Working data:
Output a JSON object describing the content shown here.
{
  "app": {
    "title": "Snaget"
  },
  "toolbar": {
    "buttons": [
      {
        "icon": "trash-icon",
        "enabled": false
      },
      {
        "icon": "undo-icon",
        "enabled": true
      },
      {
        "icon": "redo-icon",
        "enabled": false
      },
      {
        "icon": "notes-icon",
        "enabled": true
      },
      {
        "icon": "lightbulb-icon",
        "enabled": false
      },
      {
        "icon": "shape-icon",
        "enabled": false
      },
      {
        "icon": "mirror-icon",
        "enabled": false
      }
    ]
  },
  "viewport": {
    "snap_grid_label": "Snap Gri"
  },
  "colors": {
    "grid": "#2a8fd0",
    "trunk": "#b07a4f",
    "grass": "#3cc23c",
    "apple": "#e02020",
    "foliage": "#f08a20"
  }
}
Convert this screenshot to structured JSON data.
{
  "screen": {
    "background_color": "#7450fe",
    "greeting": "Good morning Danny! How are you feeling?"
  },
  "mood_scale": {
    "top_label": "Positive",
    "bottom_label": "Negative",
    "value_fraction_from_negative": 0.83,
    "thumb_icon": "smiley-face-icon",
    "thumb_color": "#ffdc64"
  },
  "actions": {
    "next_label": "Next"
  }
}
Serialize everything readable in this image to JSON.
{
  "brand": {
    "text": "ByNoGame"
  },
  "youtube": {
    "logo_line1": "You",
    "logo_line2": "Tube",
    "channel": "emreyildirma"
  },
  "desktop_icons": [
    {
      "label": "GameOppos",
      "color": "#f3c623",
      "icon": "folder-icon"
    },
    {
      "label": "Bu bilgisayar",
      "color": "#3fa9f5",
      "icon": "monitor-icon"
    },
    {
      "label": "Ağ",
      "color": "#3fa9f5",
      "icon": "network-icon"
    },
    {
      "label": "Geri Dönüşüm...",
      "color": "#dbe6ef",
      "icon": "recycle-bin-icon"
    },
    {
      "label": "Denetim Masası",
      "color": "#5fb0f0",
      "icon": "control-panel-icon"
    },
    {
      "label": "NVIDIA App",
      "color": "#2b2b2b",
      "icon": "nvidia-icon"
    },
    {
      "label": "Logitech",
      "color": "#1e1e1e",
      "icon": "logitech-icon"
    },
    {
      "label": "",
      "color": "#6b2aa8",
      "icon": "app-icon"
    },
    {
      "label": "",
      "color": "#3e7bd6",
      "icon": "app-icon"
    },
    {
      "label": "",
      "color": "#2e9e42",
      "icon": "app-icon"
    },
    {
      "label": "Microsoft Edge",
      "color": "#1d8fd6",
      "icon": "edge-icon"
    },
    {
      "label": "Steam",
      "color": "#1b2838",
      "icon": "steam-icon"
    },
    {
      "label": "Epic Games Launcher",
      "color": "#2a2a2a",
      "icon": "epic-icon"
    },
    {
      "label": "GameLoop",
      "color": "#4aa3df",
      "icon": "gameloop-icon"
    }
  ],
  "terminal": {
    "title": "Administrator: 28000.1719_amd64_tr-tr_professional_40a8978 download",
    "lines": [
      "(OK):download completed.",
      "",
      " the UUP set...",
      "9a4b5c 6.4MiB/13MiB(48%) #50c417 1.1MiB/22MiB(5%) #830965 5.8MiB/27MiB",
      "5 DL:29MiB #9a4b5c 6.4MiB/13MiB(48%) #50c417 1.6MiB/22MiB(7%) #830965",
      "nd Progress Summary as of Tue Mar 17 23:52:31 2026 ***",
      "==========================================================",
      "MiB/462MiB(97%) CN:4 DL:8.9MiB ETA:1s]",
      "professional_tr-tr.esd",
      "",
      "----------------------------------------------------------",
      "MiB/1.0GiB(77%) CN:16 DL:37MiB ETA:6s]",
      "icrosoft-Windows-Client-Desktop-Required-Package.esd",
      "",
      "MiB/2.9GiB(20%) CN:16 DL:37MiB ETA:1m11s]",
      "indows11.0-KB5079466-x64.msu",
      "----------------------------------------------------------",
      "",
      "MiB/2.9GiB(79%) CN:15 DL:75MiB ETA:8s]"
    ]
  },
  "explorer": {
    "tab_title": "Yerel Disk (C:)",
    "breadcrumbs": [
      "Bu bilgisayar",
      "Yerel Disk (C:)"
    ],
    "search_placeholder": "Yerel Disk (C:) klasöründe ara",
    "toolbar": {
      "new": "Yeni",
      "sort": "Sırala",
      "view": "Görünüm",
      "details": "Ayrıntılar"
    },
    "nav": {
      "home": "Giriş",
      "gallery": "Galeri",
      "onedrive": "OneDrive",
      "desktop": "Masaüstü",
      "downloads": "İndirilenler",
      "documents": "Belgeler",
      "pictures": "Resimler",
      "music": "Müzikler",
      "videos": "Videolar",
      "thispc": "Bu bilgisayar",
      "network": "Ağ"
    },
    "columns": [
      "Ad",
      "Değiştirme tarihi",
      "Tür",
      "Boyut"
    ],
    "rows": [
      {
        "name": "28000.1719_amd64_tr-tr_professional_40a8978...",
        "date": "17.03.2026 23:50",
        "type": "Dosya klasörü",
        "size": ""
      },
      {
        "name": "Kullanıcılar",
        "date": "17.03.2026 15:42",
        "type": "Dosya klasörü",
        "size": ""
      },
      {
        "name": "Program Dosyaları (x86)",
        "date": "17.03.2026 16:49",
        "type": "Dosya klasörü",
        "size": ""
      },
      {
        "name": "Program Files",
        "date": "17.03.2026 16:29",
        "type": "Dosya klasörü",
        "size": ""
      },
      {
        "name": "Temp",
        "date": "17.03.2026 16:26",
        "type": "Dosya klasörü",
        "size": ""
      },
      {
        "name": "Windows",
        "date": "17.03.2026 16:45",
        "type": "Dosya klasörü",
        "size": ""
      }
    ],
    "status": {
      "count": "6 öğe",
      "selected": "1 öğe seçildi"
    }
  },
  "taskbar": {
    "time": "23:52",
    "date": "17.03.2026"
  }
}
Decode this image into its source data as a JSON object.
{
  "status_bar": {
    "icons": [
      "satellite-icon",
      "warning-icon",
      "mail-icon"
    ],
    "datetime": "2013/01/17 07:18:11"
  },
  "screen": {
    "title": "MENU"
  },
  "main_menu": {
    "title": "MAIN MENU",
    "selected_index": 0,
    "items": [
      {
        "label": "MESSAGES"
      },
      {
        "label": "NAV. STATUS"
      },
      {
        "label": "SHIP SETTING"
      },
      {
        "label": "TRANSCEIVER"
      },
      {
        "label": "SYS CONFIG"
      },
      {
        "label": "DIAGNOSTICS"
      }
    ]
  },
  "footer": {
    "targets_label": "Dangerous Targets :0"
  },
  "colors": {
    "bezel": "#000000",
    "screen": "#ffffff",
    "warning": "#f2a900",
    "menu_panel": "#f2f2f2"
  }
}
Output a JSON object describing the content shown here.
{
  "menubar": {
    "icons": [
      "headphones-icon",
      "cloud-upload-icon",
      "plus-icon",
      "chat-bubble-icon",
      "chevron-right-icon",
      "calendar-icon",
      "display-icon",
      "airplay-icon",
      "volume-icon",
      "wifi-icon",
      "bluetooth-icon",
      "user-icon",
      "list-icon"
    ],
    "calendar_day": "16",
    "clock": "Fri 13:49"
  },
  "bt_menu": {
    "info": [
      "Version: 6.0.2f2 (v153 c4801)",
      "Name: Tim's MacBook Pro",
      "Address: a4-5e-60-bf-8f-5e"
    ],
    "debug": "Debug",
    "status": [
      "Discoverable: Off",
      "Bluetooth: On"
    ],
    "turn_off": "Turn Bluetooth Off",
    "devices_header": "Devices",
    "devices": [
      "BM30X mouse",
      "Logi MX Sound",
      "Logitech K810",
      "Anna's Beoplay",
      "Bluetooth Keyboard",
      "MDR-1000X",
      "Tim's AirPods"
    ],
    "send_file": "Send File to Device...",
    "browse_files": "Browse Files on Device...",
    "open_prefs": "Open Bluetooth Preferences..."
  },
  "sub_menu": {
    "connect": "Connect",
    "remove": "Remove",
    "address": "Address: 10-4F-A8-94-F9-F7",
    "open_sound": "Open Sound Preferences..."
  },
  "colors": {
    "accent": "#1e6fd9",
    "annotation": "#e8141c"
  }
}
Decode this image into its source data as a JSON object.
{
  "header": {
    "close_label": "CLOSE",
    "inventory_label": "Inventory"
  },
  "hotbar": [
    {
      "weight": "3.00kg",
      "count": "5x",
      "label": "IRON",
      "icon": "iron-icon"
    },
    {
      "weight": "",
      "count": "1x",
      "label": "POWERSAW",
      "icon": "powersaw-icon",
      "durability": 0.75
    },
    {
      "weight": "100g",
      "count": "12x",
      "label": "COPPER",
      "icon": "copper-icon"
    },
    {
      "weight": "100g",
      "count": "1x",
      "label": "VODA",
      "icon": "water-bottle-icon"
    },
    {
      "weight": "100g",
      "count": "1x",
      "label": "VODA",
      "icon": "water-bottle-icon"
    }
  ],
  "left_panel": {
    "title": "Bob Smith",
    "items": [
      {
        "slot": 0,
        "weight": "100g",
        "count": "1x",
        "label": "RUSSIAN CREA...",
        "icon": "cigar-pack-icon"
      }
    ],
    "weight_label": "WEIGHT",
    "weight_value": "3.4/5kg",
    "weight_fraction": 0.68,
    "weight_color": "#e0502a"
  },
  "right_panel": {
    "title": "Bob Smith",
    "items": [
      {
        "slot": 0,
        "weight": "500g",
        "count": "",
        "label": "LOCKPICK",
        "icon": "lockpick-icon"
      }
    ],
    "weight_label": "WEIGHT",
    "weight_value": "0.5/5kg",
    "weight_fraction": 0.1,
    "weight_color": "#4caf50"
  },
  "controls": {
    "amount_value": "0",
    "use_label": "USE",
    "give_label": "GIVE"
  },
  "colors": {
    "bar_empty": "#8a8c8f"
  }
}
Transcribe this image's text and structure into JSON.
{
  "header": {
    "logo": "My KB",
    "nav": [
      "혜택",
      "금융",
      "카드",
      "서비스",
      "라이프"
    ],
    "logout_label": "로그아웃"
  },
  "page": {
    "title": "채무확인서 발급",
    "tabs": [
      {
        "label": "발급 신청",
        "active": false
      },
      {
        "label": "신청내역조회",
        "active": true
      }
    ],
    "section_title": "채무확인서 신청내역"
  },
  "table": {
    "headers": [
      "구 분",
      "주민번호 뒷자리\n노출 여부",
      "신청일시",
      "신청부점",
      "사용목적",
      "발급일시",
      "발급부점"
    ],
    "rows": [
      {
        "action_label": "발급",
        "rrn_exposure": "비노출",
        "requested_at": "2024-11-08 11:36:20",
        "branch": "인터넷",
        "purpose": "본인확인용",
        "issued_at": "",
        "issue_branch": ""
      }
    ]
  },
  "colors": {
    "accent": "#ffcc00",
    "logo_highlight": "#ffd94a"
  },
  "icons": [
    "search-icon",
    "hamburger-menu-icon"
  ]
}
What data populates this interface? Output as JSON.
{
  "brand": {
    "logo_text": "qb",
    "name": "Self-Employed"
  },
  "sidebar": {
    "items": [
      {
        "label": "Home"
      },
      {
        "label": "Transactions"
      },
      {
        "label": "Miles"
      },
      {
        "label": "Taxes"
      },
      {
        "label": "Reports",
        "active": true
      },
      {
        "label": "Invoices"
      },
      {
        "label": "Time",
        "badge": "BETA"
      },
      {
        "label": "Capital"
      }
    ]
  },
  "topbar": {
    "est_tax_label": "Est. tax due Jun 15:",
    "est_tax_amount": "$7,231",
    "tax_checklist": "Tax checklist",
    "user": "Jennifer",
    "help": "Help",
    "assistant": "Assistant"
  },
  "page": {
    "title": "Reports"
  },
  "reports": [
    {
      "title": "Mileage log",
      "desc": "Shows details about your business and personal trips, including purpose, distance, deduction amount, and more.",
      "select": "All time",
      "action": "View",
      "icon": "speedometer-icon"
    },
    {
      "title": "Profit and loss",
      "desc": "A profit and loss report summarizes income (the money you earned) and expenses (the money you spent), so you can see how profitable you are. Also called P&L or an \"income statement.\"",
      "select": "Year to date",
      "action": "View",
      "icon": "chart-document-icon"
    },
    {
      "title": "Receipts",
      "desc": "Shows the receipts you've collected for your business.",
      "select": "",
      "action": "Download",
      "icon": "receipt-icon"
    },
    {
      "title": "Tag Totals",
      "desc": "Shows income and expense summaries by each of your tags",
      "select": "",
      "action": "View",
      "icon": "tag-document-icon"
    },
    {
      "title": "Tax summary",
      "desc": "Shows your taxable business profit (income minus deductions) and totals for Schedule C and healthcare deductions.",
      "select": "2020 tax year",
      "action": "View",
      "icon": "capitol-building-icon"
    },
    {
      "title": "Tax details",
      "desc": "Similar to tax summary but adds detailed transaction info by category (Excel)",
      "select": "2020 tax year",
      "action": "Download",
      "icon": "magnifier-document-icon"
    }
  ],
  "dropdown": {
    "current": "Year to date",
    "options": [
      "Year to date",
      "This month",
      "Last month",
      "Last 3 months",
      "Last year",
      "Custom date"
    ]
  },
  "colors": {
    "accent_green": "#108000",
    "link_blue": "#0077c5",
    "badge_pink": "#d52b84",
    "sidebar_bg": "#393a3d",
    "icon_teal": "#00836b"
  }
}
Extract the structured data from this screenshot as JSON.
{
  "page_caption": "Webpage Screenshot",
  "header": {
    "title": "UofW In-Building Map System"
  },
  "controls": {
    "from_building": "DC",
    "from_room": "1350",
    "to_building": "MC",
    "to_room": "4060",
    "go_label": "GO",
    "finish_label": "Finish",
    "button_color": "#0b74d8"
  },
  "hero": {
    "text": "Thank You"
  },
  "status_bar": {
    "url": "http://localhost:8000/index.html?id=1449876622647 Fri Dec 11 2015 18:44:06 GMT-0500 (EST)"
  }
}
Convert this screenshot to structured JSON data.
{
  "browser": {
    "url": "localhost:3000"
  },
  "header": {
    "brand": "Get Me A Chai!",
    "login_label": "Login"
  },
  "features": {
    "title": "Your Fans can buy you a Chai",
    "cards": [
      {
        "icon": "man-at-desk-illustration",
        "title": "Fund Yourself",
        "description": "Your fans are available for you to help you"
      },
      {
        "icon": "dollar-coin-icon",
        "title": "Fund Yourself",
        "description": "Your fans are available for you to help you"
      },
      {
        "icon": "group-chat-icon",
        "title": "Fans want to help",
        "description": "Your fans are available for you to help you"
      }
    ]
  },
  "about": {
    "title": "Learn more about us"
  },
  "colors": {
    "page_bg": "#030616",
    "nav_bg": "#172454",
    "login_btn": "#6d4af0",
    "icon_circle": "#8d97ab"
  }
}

Aim: Copy out every line of the listing that includes the string "Files".

Result:
        "name": "Program Files",
    "browse_files": "Browse Files on Device...",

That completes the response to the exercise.